*WHAT IS ASKED*.
Return the lines below that carry the word "ensamble".

*DATA SUPPLIED*.
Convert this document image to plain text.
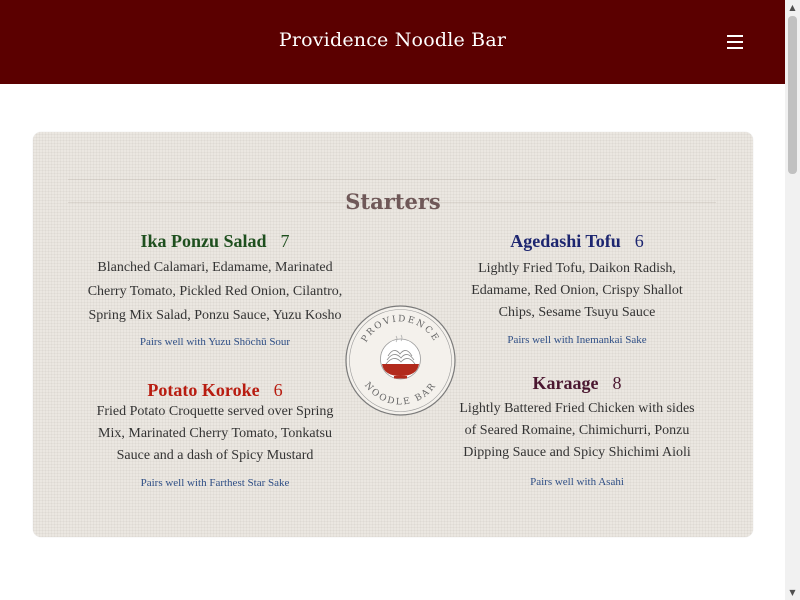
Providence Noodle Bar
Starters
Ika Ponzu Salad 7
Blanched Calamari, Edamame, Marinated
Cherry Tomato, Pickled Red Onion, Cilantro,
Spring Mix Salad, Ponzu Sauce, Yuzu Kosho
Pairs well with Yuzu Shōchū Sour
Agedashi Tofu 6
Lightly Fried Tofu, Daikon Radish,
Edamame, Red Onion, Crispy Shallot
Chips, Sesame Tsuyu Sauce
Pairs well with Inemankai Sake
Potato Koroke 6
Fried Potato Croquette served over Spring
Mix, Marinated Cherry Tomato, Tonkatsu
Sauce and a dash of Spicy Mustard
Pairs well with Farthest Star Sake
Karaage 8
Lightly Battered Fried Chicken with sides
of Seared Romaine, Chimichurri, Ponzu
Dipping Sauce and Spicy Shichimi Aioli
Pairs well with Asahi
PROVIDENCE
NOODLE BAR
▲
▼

---

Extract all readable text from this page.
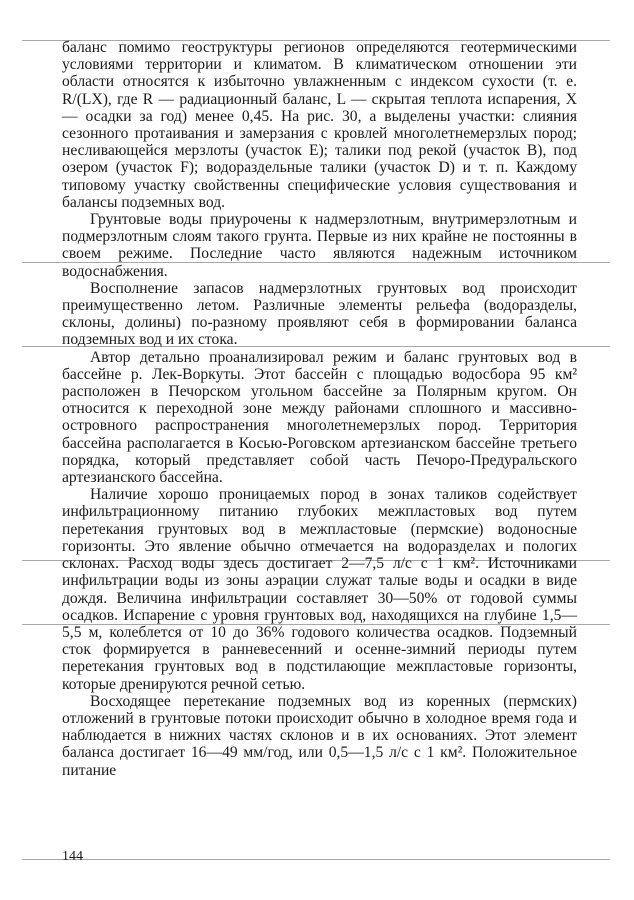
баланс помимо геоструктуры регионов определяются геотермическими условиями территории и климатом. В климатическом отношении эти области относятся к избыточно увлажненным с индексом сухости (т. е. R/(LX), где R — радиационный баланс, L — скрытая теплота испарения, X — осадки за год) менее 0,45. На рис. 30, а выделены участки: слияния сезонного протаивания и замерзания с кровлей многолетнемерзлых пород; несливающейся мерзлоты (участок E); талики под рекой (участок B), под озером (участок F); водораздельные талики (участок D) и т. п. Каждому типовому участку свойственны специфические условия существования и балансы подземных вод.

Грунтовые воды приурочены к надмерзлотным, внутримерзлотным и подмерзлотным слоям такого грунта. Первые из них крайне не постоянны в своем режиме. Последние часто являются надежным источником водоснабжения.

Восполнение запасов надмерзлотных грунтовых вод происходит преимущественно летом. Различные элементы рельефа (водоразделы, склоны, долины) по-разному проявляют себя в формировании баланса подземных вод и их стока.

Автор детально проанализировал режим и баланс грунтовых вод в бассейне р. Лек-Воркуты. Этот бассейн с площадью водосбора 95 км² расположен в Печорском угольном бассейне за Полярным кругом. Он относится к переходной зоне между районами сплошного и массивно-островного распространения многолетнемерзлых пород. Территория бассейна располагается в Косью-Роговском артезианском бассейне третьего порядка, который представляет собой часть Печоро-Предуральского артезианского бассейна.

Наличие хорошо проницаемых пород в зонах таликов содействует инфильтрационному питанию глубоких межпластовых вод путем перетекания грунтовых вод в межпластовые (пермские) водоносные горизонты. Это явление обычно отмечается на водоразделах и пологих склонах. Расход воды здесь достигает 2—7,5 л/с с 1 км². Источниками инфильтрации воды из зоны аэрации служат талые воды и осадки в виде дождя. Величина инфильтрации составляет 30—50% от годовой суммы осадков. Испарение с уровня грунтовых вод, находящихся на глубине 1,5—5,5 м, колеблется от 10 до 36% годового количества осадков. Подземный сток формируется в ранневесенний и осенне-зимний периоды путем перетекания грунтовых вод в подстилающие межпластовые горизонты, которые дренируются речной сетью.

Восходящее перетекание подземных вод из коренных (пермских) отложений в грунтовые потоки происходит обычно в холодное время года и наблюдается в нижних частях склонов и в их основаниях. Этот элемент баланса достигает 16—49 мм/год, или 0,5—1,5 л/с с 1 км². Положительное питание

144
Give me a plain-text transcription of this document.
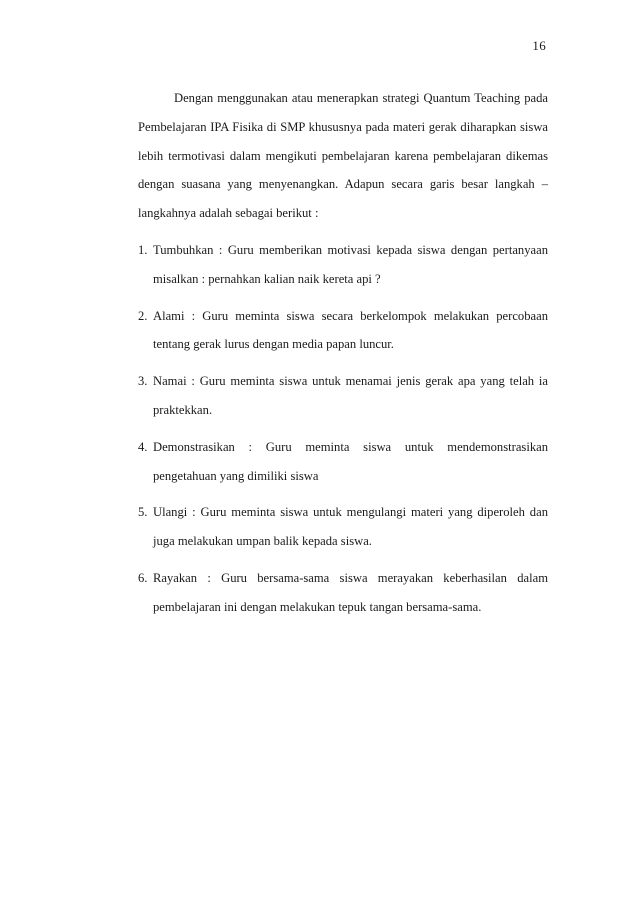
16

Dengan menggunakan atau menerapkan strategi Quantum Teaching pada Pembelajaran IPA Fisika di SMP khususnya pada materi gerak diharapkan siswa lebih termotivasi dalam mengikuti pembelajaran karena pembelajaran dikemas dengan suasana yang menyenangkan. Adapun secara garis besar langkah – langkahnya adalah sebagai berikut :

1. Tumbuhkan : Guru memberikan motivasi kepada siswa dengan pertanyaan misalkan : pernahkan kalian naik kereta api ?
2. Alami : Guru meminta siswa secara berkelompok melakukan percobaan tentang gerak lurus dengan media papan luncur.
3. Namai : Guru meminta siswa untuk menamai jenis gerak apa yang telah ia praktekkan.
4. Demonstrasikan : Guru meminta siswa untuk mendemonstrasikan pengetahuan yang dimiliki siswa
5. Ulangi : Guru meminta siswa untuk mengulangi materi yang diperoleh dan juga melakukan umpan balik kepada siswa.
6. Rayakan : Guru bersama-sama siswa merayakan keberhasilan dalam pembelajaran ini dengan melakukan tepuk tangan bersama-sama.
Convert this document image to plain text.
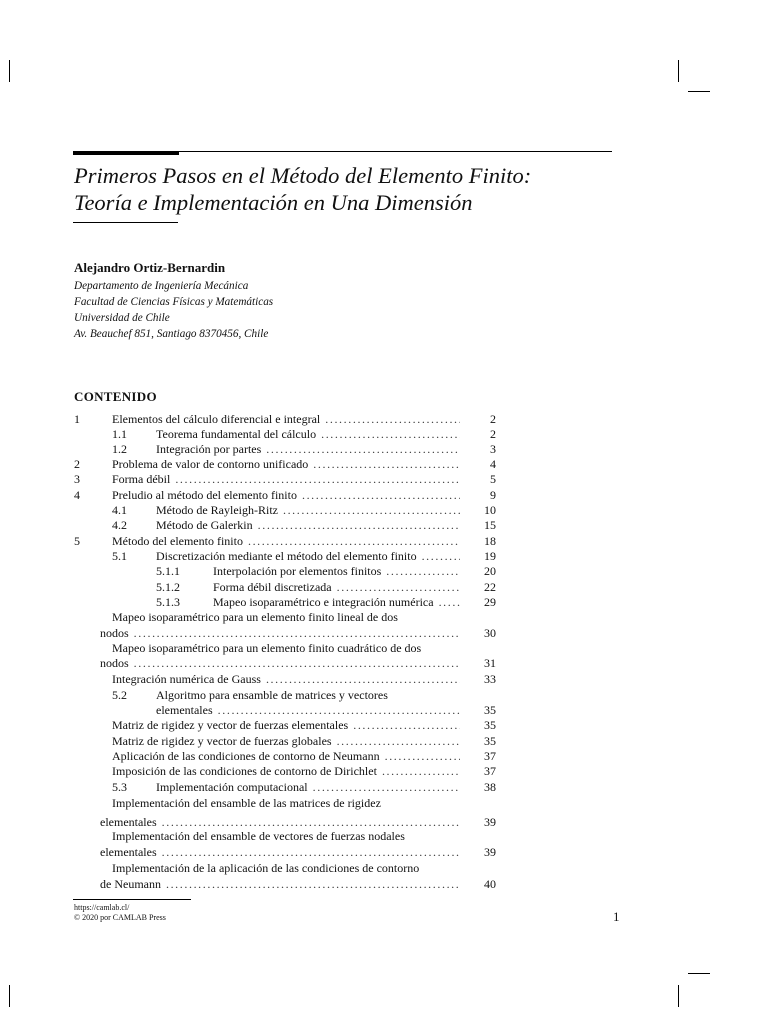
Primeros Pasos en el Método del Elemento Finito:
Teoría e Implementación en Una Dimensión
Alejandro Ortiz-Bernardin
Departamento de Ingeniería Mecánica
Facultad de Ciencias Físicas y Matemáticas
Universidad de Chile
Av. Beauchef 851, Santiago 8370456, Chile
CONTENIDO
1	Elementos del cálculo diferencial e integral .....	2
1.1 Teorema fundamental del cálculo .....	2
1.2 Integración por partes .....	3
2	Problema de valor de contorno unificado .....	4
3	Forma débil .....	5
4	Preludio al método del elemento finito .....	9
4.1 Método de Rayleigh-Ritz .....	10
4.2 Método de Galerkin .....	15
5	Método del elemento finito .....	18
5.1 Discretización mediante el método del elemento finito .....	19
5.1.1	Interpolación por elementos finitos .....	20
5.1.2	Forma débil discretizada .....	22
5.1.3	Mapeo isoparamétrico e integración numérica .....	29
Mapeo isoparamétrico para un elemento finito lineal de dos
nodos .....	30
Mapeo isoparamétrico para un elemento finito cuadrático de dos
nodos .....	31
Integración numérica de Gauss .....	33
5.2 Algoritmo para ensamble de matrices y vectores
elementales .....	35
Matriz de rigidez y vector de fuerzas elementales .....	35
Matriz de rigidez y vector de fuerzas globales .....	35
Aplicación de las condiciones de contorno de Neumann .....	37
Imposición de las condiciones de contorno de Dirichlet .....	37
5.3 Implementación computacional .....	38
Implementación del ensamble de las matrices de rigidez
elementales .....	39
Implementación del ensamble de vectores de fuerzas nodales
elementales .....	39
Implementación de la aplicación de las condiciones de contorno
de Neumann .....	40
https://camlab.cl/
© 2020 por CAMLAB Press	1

* * *

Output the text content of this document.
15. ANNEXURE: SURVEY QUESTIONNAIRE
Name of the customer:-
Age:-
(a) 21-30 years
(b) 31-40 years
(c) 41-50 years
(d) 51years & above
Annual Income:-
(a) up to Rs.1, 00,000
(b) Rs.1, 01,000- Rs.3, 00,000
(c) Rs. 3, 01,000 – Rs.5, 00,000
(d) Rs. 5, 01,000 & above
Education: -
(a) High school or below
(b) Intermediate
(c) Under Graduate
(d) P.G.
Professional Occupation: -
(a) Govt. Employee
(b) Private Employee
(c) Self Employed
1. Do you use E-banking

*EXERCISE RESPONSE*.
5.2 Algoritmo para ensamble de matrices y vectores
Implementación del ensamble de las matrices de rigidez
Implementación del ensamble de vectores de fuerzas nodales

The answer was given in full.